The records:
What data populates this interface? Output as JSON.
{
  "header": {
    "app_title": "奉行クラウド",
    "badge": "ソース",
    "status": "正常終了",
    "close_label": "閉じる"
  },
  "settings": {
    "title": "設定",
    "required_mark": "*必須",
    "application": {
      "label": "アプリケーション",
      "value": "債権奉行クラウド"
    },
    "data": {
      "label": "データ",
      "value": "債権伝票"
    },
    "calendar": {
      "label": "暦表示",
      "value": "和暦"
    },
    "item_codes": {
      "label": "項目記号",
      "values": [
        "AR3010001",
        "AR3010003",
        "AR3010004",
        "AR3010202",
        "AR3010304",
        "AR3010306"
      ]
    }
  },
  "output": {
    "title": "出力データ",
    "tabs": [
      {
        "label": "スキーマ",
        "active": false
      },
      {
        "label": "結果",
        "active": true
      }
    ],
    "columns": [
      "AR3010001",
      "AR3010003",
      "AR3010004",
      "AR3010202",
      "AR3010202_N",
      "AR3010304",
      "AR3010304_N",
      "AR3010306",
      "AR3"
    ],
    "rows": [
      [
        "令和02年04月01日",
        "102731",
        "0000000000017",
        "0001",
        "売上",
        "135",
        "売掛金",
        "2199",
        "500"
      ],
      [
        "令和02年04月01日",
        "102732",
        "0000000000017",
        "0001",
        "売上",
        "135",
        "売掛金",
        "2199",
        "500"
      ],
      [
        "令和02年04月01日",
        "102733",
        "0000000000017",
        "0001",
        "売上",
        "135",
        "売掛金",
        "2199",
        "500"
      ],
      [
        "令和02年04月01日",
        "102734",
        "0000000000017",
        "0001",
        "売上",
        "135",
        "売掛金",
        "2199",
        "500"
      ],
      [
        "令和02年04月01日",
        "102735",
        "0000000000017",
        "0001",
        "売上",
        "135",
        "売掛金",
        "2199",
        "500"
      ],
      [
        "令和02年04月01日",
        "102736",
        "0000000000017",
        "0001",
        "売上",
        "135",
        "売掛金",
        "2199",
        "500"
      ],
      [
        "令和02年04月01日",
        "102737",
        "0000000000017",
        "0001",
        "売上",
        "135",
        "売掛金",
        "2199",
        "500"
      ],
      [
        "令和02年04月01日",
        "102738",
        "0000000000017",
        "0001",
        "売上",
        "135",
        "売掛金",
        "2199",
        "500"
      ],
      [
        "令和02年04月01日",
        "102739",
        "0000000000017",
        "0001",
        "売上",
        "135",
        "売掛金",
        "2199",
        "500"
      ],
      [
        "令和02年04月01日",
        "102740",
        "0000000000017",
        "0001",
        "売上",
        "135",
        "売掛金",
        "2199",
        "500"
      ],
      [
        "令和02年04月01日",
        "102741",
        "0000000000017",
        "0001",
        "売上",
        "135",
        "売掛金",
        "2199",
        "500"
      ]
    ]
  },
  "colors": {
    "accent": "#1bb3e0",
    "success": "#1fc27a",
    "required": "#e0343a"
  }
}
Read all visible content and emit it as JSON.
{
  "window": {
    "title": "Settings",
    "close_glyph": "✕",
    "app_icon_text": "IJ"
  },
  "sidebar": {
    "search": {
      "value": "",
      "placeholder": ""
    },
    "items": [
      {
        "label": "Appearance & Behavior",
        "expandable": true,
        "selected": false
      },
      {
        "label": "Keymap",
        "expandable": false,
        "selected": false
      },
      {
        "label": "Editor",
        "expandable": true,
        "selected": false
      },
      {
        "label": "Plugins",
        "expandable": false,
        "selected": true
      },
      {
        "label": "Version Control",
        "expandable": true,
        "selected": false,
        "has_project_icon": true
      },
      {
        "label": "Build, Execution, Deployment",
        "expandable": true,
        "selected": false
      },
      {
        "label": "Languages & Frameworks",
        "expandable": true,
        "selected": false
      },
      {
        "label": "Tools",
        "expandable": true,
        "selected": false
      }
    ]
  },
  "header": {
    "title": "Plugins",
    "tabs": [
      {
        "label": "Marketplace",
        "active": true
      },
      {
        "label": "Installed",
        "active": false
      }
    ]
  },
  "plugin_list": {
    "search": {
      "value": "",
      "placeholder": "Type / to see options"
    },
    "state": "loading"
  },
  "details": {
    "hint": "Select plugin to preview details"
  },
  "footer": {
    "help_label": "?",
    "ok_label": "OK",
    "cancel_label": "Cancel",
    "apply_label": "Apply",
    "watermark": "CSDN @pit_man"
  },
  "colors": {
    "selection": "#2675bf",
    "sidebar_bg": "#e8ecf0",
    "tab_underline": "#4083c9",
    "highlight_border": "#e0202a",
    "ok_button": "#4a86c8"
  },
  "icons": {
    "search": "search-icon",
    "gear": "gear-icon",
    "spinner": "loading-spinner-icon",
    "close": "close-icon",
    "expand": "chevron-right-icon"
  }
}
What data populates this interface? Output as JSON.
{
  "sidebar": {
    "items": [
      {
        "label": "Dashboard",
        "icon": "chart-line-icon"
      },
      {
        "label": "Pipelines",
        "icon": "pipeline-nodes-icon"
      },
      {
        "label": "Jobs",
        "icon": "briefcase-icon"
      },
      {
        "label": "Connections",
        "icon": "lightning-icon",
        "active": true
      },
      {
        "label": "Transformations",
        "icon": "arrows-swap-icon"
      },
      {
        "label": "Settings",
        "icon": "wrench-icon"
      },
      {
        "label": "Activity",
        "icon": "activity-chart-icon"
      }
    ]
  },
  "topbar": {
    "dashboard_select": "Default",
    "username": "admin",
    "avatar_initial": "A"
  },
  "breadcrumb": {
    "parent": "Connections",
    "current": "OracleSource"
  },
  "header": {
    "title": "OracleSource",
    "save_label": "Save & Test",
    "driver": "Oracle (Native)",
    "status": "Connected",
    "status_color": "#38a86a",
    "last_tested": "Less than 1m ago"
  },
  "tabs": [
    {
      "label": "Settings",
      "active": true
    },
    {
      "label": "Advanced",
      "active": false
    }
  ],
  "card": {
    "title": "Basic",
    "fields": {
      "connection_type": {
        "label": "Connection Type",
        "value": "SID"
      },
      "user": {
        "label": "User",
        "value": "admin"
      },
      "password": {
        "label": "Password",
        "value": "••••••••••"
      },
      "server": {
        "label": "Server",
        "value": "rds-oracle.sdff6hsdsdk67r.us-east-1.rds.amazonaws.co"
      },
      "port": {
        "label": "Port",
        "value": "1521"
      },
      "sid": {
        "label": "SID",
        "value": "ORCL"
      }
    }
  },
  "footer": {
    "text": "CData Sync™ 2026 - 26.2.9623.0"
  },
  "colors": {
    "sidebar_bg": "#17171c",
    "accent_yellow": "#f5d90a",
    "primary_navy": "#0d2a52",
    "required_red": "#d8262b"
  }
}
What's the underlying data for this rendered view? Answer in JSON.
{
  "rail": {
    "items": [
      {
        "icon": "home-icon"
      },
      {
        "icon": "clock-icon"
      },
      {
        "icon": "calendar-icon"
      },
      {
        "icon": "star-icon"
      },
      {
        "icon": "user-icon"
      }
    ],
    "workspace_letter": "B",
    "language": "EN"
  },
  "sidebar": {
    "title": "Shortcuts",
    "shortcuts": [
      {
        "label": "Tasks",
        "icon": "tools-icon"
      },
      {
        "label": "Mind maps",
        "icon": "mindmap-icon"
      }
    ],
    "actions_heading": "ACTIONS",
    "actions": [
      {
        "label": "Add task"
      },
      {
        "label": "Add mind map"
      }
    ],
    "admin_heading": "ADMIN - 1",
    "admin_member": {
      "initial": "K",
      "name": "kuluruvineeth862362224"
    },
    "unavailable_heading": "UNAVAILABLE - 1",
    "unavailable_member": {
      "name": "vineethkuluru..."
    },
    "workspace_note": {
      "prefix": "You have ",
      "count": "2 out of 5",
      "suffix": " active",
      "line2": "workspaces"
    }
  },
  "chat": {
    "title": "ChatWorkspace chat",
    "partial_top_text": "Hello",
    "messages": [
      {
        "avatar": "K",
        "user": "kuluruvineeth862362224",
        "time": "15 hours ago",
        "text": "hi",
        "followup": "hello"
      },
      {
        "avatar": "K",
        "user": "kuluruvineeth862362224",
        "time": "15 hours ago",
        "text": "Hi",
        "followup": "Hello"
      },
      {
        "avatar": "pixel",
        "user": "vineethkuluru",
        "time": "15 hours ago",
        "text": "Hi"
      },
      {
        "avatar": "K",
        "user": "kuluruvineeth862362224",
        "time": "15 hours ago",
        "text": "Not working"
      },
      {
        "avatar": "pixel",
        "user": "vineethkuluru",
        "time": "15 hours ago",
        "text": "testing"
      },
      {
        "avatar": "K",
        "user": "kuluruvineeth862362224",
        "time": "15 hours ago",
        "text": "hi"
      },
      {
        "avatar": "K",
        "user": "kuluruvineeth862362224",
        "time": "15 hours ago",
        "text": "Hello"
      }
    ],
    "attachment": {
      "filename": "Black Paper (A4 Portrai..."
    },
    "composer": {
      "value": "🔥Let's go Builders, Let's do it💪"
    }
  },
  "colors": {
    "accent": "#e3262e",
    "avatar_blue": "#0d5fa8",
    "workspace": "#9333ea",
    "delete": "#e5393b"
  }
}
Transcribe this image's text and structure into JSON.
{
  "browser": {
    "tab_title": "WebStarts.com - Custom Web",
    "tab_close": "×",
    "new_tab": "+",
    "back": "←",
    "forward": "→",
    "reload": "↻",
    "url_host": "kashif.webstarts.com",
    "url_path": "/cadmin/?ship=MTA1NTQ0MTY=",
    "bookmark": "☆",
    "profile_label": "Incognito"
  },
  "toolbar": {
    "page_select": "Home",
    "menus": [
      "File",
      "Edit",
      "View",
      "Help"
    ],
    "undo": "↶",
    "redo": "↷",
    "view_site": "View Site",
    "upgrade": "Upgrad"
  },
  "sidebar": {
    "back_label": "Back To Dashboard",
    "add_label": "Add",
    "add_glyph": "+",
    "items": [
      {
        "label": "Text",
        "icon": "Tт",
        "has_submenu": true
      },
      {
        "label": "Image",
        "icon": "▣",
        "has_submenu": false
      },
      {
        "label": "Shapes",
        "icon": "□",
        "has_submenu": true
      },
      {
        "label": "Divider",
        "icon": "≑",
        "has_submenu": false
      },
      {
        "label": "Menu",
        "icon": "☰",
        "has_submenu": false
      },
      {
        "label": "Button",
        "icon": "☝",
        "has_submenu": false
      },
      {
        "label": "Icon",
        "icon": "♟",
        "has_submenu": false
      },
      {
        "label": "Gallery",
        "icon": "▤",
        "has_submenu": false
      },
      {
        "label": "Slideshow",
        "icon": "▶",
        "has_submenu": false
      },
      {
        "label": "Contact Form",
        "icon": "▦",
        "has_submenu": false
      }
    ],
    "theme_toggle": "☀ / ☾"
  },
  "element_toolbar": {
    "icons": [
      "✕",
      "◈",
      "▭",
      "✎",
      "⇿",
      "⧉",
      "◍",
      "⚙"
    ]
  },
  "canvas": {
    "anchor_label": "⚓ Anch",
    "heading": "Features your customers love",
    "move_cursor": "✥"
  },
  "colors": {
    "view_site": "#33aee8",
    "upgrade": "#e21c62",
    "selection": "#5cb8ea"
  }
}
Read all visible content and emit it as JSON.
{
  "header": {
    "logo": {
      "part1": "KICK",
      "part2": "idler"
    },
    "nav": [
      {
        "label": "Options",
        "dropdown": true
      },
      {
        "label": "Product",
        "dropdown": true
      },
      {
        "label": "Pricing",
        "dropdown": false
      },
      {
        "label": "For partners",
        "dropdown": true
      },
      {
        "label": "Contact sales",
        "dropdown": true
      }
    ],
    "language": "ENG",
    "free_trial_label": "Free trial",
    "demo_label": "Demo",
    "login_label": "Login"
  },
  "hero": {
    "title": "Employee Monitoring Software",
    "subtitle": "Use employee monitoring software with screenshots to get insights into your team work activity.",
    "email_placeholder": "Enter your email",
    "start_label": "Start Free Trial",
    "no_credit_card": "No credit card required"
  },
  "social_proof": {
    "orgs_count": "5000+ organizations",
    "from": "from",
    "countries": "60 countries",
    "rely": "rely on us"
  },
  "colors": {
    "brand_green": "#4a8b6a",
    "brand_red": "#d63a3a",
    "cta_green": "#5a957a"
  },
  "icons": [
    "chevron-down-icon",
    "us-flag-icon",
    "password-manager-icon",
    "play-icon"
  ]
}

Short task: Copy each line of the listing that holds the word "Connections".

Solution for this task:
        "label": "Connections",
    "parent": "Connections",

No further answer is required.